What needs to be done:
Restate each of the lines given below, word for word.
»»
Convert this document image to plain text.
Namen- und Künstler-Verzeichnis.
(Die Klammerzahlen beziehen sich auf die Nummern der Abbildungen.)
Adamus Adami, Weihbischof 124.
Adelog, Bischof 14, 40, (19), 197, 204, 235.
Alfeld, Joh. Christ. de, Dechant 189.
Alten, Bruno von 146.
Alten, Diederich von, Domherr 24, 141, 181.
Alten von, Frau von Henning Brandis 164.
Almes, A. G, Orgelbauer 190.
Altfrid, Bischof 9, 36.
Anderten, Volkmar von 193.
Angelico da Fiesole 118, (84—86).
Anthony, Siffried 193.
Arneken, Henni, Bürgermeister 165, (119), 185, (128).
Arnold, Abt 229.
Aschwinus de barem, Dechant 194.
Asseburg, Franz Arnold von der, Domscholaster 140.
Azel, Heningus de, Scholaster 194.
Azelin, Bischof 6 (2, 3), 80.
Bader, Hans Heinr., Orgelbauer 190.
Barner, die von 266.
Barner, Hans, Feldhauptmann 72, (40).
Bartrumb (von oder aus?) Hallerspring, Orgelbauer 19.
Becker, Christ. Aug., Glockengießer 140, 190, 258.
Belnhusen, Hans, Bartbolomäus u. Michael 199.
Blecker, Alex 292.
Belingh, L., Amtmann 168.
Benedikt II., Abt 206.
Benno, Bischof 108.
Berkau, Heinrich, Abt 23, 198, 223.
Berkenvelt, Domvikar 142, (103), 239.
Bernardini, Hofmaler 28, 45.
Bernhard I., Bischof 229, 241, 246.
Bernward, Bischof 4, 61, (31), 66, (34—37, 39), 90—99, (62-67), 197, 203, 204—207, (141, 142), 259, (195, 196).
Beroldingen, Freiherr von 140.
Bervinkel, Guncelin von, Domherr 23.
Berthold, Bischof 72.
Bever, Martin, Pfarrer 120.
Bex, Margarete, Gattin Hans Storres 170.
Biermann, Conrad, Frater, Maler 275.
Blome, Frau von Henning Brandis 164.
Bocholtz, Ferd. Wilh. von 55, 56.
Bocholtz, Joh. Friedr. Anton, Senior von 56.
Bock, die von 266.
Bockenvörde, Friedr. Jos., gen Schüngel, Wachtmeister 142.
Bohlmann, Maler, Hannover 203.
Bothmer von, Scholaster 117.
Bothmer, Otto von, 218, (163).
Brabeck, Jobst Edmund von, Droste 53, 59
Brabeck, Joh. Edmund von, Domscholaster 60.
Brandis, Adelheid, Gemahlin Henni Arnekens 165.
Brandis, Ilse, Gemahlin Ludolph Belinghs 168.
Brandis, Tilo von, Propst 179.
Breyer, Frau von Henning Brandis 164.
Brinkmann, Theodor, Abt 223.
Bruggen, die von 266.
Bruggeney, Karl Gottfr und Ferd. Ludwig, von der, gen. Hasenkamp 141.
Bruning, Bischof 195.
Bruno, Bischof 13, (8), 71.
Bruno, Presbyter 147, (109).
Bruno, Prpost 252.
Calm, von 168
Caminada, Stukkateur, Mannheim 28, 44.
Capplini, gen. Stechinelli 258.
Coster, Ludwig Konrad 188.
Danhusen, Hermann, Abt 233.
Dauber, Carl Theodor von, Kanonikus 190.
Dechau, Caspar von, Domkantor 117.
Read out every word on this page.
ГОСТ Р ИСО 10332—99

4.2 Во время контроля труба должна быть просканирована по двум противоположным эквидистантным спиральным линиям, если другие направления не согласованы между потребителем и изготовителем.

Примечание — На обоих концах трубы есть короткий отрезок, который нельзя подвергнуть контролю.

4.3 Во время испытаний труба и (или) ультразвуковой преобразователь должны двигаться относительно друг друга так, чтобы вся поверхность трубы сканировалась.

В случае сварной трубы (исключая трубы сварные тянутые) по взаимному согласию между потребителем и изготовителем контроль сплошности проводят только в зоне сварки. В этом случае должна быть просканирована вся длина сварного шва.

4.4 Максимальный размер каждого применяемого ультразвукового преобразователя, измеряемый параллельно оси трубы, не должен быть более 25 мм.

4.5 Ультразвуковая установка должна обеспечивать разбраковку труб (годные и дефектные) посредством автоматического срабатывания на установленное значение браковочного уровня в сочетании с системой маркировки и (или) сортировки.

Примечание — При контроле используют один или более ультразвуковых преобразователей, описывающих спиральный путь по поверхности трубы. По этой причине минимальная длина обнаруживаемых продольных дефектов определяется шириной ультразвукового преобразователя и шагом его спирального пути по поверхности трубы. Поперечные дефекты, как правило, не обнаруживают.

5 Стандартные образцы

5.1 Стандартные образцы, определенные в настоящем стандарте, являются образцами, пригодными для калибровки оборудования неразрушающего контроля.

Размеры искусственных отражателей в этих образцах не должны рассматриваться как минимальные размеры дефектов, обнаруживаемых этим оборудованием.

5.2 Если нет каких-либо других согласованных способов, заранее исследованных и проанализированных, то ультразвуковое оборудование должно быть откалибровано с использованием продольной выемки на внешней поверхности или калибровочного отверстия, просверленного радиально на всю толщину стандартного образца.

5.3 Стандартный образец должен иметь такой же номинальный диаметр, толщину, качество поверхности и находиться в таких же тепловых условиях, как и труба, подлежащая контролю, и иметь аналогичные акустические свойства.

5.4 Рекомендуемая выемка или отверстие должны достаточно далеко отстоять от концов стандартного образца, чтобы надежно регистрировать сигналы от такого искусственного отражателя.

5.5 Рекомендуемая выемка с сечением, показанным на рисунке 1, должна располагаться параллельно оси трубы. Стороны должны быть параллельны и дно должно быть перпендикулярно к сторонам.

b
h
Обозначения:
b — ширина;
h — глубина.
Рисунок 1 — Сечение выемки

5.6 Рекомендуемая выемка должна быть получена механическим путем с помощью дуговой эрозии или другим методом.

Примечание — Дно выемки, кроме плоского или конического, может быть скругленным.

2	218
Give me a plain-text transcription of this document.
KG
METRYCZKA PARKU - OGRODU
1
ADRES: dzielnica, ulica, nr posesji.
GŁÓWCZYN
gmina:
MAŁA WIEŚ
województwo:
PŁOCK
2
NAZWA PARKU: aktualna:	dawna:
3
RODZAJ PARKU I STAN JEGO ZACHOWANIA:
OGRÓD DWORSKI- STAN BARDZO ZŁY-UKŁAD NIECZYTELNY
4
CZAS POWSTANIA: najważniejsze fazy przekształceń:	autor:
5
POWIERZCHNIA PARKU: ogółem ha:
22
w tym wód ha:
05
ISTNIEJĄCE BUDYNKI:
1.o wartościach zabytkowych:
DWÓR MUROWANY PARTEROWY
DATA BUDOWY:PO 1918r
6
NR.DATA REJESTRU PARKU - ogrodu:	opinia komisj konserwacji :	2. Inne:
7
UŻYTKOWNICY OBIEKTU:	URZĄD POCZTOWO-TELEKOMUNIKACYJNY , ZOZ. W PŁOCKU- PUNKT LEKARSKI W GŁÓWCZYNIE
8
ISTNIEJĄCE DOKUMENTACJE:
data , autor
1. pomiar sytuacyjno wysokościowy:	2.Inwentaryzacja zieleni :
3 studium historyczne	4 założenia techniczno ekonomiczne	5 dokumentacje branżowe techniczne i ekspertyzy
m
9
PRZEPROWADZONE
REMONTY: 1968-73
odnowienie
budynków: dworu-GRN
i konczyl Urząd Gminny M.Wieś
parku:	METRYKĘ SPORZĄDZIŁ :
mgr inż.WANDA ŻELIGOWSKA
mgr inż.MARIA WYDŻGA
««
Solution to the exercise:
Convert this document image to plain text.
Namen- und Künstler-Verzeichnis.
(Die Klammerzahlen beziehen sich auf die Nummern der Abbildungen.)
Adamus Adami, Weihbischof 124.
Adelog, Bischof 14, 40, (19), 197, 204, 235.
Alfeld, Joh. Christ. de, Dechant 189.
Alten, Bruno von 146.
Alten, Diederich von, Domherr 24, 141, 181.
Alten von, Frau von Henning Brandis 164.
Almes, A. G, Orgelbauer 190.
Altfrid, Bischof 9, 36.
Anderten, Volkmar von 193.
Angelico da Fiesole 118, (84—86).
Anthony, Siffried 193.
Arneken, Henni, Bürgermeister 165, (119), 185, (128).
Arnold, Abt 229.
Aschwinus de barem, Dechant 194.
Asseburg, Franz Arnold von der, Domscholaster 140.
Azel, Heningus de, Scholaster 194.
Azelin, Bischof 6 (2, 3), 80.
Bader, Hans Heinr., Orgelbauer 190.
Barner, die von 266.
Barner, Hans, Feldhauptmann 72, (40).
Bartrumb (von oder aus?) Hallerspring, Orgelbauer 19.
Becker, Christ. Aug., Glockengießer 140, 190, 258.
Belnhusen, Hans, Bartbolomäus u. Michael 199.
Blecker, Alex 292.
Belingh, L., Amtmann 168.
Benedikt II., Abt 206.
Benno, Bischof 108.
Berkau, Heinrich, Abt 23, 198, 223.
Berkenvelt, Domvikar 142, (103), 239.
Bernardini, Hofmaler 28, 45.
Bernhard I., Bischof 229, 241, 246.
Bernward, Bischof 4, 61, (31), 66, (34—37, 39), 90—99, (62-67), 197, 203, 204—207, (141, 142), 259, (195, 196).
Beroldingen, Freiherr von 140.
Bervinkel, Guncelin von, Domherr 23.
Berthold, Bischof 72.
Bever, Martin, Pfarrer 120.
Bex, Margarete, Gattin Hans Storres 170.
Biermann, Conrad, Frater, Maler 275.
Blome, Frau von Henning Brandis 164.
Bocholtz, Ferd. Wilh. von 55, 56.
Bocholtz, Joh. Friedr. Anton, Senior von 56.
Bock, die von 266.
Bockenvörde, Friedr. Jos., gen Schüngel, Wachtmeister 142.
Bohlmann, Maler, Hannover 203.
Bothmer von, Scholaster 117.
Bothmer, Otto von, 218, (163).
Brabeck, Jobst Edmund von, Droste 53, 59
Brabeck, Joh. Edmund von, Domscholaster 60.
Brandis, Adelheid, Gemahlin Henni Arnekens 165.
Brandis, Ilse, Gemahlin Ludolph Belinghs 168.
Brandis, Tilo von, Propst 179.
Breyer, Frau von Henning Brandis 164.
Brinkmann, Theodor, Abt 223.
Bruggen, die von 266.
Bruggeney, Karl Gottfr und Ferd. Ludwig, von der, gen. Hasenkamp 141.
Bruning, Bischof 195.
Bruno, Bischof 13, (8), 71.
Bruno, Presbyter 147, (109).
Bruno, Prpost 252.
Calm, von 168
Caminada, Stukkateur, Mannheim 28, 44.
Capplini, gen. Stechinelli 258.
Coster, Ludwig Konrad 188.
Danhusen, Hermann, Abt 233.
Dauber, Carl Theodor von, Kanonikus 190.
Dechau, Caspar von, Domkantor 117.
Read out every word on this page.
ГОСТ Р ИСО 10332—99

4.2 Во время контроля труба должна быть просканирована по двум противоположным эквидистантным спиральным линиям, если другие направления не согласованы между потребителем и изготовителем.

Примечание — На обоих концах трубы есть короткий отрезок, который нельзя подвергнуть контролю.

4.3 Во время испытаний труба и (или) ультразвуковой преобразователь должны двигаться относительно друг друга так, чтобы вся поверхность трубы сканировалась.

В случае сварной трубы (исключая трубы сварные тянутые) по взаимному согласию между потребителем и изготовителем контроль сплошности проводят только в зоне сварки. В этом случае должна быть просканирована вся длина сварного шва.

4.4 Максимальный размер каждого применяемого ультразвукового преобразователя, измеряемый параллельно оси трубы, не должен быть более 25 мм.

4.5 Ультразвуковая установка должна обеспечивать разбраковку труб (годные и дефектные) посредством автоматического срабатывания на установленное значение браковочного уровня в сочетании с системой маркировки и (или) сортировки.

Примечание — При контроле используют один или более ультразвуковых преобразователей, описывающих спиральный путь по поверхности трубы. По этой причине минимальная длина обнаруживаемых продольных дефектов определяется шириной ультразвукового преобразователя и шагом его спирального пути по поверхности трубы. Поперечные дефекты, как правило, не обнаруживают.

5 Стандартные образцы

5.1 Стандартные образцы, определенные в настоящем стандарте, являются образцами, пригодными для калибровки оборудования неразрушающего контроля.

Размеры искусственных отражателей в этих образцах не должны рассматриваться как минимальные размеры дефектов, обнаруживаемых этим оборудованием.

5.2 Если нет каких-либо других согласованных способов, заранее исследованных и проанализированных, то ультразвуковое оборудование должно быть откалибровано с использованием продольной выемки на внешней поверхности или калибровочного отверстия, просверленного радиально на всю толщину стандартного образца.

5.3 Стандартный образец должен иметь такой же номинальный диаметр, толщину, качество поверхности и находиться в таких же тепловых условиях, как и труба, подлежащая контролю, и иметь аналогичные акустические свойства.

5.4 Рекомендуемая выемка или отверстие должны достаточно далеко отстоять от концов стандартного образца, чтобы надежно регистрировать сигналы от такого искусственного отражателя.

5.5 Рекомендуемая выемка с сечением, показанным на рисунке 1, должна располагаться параллельно оси трубы. Стороны должны быть параллельны и дно должно быть перпендикулярно к сторонам.

b
h
Обозначения:
b — ширина;
h — глубина.
Рисунок 1 — Сечение выемки

5.6 Рекомендуемая выемка должна быть получена механическим путем с помощью дуговой эрозии или другим методом.

Примечание — Дно выемки, кроме плоского или конического, может быть скругленным.

2	218
Give me a plain-text transcription of this document.
KG
METRYCZKA PARKU - OGRODU
1
ADRES: dzielnica, ulica, nr posesji.
GŁÓWCZYN
gmina:
MAŁA WIEŚ
województwo:
PŁOCK
2
NAZWA PARKU: aktualna:	dawna:
3
RODZAJ PARKU I STAN JEGO ZACHOWANIA:
OGRÓD DWORSKI- STAN BARDZO ZŁY-UKŁAD NIECZYTELNY
4
CZAS POWSTANIA: najważniejsze fazy przekształceń:	autor:
5
POWIERZCHNIA PARKU: ogółem ha:
22
w tym wód ha:
05
ISTNIEJĄCE BUDYNKI:
1.o wartościach zabytkowych:
DWÓR MUROWANY PARTEROWY
DATA BUDOWY:PO 1918r
6
NR.DATA REJESTRU PARKU - ogrodu:	opinia komisj konserwacji :	2. Inne:
7
UŻYTKOWNICY OBIEKTU:	URZĄD POCZTOWO-TELEKOMUNIKACYJNY , ZOZ. W PŁOCKU- PUNKT LEKARSKI W GŁÓWCZYNIE
8
ISTNIEJĄCE DOKUMENTACJE:
data , autor
1. pomiar sytuacyjno wysokościowy:	2.Inwentaryzacja zieleni :
3 studium historyczne	4 założenia techniczno ekonomiczne	5 dokumentacje branżowe techniczne i ekspertyzy
m
9
PRZEPROWADZONE
REMONTY: 1968-73
odnowienie
budynków: dworu-GRN
i konczyl Urząd Gminny M.Wieś
parku:	METRYKĘ SPORZĄDZIŁ :
mgr inż.WANDA ŻELIGOWSKA
mgr inż.MARIA WYDŻGA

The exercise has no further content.